**** Supplied material

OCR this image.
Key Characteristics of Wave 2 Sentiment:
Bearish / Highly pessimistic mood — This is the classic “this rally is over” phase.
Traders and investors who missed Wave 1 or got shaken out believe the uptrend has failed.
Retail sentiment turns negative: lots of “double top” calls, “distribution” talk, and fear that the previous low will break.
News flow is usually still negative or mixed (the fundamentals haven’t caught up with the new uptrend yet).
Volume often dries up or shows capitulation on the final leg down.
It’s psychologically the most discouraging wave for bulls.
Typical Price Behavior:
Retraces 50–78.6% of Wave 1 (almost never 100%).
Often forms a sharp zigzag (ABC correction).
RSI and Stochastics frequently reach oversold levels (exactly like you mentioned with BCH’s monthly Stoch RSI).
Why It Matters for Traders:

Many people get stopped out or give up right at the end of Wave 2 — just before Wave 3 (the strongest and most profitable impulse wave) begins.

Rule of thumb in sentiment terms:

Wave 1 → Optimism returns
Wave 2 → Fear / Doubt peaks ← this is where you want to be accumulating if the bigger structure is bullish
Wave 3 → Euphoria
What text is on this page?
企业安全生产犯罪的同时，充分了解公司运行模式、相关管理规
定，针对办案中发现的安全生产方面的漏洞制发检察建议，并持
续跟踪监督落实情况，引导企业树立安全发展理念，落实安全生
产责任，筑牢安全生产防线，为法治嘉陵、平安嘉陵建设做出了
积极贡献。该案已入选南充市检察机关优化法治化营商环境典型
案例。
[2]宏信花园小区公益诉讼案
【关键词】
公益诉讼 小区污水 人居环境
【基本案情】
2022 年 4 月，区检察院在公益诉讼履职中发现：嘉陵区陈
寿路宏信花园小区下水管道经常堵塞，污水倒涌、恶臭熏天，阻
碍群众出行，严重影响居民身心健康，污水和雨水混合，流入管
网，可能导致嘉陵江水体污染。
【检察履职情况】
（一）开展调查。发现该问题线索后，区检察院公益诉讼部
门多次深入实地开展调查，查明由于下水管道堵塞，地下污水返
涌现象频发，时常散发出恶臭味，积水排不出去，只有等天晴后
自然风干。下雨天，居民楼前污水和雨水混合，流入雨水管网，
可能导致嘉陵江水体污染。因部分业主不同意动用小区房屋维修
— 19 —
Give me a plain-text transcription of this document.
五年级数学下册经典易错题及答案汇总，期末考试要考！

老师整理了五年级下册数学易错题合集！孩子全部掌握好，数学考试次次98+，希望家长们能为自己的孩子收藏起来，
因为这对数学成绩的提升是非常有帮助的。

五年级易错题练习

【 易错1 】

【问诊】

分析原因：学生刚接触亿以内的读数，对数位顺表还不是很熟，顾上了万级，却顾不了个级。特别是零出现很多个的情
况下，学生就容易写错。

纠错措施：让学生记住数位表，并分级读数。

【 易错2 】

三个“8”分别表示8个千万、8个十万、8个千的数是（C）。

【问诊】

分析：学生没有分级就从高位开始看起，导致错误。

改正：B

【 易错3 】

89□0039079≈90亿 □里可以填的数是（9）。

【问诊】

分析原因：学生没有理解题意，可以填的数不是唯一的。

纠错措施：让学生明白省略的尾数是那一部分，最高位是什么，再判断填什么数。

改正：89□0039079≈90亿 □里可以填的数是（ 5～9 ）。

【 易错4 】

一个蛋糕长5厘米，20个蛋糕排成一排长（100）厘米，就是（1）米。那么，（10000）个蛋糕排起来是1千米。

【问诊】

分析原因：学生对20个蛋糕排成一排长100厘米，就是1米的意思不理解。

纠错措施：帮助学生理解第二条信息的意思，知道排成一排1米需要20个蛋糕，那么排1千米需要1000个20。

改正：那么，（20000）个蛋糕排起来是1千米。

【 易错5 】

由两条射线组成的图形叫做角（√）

********

The request:
Using the material above, report each line where "里可以填的数是" occurs.

Worked answer:
89□0039079≈90亿 □里可以填的数是（9）。
改正：89□0039079≈90亿 □里可以填的数是（ 5～9 ）。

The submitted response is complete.